**WHAT IS REQUIRED:** From the entries below, copy out every line with "Cattle" in it.

**GIVEN DATA:**
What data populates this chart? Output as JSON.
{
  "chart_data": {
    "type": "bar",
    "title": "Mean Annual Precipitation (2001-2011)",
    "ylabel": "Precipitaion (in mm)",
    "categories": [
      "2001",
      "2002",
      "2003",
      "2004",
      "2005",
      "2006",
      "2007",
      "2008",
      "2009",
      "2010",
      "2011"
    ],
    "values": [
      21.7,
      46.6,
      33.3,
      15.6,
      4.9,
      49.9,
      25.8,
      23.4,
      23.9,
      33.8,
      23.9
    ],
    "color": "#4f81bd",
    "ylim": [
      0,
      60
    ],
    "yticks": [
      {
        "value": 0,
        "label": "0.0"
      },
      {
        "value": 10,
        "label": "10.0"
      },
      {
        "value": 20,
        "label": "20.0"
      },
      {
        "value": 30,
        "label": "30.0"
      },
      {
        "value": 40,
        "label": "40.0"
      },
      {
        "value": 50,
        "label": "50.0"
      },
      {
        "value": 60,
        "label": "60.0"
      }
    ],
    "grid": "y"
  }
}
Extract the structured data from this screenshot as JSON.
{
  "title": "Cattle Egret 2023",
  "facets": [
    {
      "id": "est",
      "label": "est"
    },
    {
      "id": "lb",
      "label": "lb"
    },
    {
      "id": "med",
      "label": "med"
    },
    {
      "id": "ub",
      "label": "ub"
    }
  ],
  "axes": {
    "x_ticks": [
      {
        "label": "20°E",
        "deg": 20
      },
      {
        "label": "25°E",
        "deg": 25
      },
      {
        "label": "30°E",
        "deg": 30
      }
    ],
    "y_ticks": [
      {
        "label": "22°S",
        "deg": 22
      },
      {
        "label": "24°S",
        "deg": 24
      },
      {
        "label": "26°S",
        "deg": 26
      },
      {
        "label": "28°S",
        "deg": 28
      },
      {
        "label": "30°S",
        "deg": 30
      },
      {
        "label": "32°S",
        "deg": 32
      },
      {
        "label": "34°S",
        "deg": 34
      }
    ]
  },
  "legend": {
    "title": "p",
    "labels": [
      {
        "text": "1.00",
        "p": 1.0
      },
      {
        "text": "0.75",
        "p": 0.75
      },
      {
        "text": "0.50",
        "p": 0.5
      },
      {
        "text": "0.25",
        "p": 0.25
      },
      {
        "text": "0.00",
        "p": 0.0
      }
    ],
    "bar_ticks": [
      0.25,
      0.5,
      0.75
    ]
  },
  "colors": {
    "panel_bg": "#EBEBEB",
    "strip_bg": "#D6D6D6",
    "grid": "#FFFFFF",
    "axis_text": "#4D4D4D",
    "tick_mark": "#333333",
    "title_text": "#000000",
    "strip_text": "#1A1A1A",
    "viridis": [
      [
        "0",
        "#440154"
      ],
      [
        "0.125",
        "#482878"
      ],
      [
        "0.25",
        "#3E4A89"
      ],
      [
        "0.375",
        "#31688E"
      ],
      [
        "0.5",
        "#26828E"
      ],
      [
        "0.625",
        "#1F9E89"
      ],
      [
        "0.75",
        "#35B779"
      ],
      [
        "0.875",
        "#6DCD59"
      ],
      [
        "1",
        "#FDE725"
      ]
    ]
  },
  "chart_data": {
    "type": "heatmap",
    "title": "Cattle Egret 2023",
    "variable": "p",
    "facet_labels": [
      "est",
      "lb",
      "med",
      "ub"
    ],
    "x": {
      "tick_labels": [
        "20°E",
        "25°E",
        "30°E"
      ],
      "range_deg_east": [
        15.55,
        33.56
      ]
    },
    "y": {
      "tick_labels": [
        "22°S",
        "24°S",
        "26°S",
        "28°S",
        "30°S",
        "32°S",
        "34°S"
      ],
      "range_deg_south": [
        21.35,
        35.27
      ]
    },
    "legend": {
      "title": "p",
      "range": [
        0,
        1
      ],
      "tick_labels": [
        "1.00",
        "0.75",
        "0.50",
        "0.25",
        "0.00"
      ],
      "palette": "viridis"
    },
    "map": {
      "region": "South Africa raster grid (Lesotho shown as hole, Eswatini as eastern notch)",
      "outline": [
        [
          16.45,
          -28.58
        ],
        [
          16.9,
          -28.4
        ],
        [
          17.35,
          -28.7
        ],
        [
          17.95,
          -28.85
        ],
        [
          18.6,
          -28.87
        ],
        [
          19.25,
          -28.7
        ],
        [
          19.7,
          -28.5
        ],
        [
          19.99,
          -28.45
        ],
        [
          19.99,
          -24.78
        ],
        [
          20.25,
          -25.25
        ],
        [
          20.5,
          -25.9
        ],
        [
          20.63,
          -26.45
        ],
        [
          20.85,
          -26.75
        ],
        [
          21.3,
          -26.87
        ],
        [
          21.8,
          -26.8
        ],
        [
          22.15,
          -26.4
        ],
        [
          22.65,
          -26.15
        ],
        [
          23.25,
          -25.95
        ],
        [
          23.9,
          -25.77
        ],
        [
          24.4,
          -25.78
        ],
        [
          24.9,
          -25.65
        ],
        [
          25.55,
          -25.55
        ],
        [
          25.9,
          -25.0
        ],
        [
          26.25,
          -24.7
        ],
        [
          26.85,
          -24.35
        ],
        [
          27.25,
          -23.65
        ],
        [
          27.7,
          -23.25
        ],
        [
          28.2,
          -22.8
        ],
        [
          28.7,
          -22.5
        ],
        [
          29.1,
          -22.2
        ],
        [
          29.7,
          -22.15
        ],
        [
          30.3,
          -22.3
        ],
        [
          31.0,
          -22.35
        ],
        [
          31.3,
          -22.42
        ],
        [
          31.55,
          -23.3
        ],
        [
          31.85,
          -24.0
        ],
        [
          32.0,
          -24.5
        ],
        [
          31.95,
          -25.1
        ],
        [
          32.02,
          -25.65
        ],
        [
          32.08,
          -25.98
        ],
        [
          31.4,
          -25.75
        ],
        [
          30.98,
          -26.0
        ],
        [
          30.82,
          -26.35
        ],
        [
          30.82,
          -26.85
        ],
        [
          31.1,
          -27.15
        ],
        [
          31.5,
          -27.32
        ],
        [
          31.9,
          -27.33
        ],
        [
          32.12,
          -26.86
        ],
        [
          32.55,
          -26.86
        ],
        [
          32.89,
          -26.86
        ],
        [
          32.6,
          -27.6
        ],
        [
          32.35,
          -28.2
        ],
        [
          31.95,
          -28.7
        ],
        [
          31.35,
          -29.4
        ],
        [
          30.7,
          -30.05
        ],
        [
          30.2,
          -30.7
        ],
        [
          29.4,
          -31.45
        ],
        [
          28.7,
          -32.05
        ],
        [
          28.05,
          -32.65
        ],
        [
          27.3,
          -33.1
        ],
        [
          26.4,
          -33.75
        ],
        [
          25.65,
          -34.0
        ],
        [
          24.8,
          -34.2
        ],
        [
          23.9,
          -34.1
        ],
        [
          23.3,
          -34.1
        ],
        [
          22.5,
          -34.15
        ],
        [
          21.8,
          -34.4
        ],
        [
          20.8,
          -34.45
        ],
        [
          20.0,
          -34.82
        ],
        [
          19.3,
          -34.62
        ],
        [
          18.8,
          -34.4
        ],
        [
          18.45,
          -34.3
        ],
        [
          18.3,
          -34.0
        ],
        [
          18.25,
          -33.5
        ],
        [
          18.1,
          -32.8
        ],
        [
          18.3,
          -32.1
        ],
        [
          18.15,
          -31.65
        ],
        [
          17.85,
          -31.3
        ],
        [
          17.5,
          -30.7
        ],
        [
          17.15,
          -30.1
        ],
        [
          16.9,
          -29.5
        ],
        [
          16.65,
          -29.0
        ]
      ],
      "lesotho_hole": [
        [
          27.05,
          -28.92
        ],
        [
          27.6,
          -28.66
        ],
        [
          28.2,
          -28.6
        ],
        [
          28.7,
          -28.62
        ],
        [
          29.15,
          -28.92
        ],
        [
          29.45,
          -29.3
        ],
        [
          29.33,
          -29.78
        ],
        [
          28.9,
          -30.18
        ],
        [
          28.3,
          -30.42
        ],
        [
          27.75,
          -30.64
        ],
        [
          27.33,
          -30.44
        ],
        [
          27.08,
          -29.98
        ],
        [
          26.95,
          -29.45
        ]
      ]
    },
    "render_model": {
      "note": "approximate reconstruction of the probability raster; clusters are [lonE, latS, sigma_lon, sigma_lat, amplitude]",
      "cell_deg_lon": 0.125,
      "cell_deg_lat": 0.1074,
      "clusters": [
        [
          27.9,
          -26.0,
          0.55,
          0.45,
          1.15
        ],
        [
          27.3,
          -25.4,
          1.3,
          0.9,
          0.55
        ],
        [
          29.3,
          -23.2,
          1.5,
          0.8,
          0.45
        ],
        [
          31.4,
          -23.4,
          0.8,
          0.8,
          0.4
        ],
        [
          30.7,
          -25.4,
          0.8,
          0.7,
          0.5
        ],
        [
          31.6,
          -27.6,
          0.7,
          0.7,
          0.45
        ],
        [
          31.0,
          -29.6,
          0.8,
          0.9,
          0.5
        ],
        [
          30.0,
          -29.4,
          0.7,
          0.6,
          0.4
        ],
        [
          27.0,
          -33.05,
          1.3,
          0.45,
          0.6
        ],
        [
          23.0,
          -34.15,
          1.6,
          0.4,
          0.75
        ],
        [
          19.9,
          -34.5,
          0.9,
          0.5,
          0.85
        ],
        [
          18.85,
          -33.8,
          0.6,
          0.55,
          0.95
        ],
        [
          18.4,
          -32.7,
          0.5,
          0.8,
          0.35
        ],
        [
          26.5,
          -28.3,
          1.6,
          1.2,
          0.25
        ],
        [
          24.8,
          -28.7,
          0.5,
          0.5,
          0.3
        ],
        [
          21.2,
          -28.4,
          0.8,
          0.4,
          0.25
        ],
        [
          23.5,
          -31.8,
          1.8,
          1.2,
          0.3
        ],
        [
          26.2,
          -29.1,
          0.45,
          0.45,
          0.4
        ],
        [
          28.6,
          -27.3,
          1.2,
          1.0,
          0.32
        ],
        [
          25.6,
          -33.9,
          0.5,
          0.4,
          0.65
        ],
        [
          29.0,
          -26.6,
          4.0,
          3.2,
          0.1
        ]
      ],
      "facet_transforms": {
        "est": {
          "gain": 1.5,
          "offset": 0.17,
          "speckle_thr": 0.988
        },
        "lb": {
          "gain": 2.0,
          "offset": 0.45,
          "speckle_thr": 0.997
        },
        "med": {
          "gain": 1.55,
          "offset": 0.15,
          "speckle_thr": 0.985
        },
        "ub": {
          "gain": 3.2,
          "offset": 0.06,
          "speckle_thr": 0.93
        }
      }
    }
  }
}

**REPLY TO THE TASK:**
  "title": "Cattle Egret 2023",
    "title": "Cattle Egret 2023",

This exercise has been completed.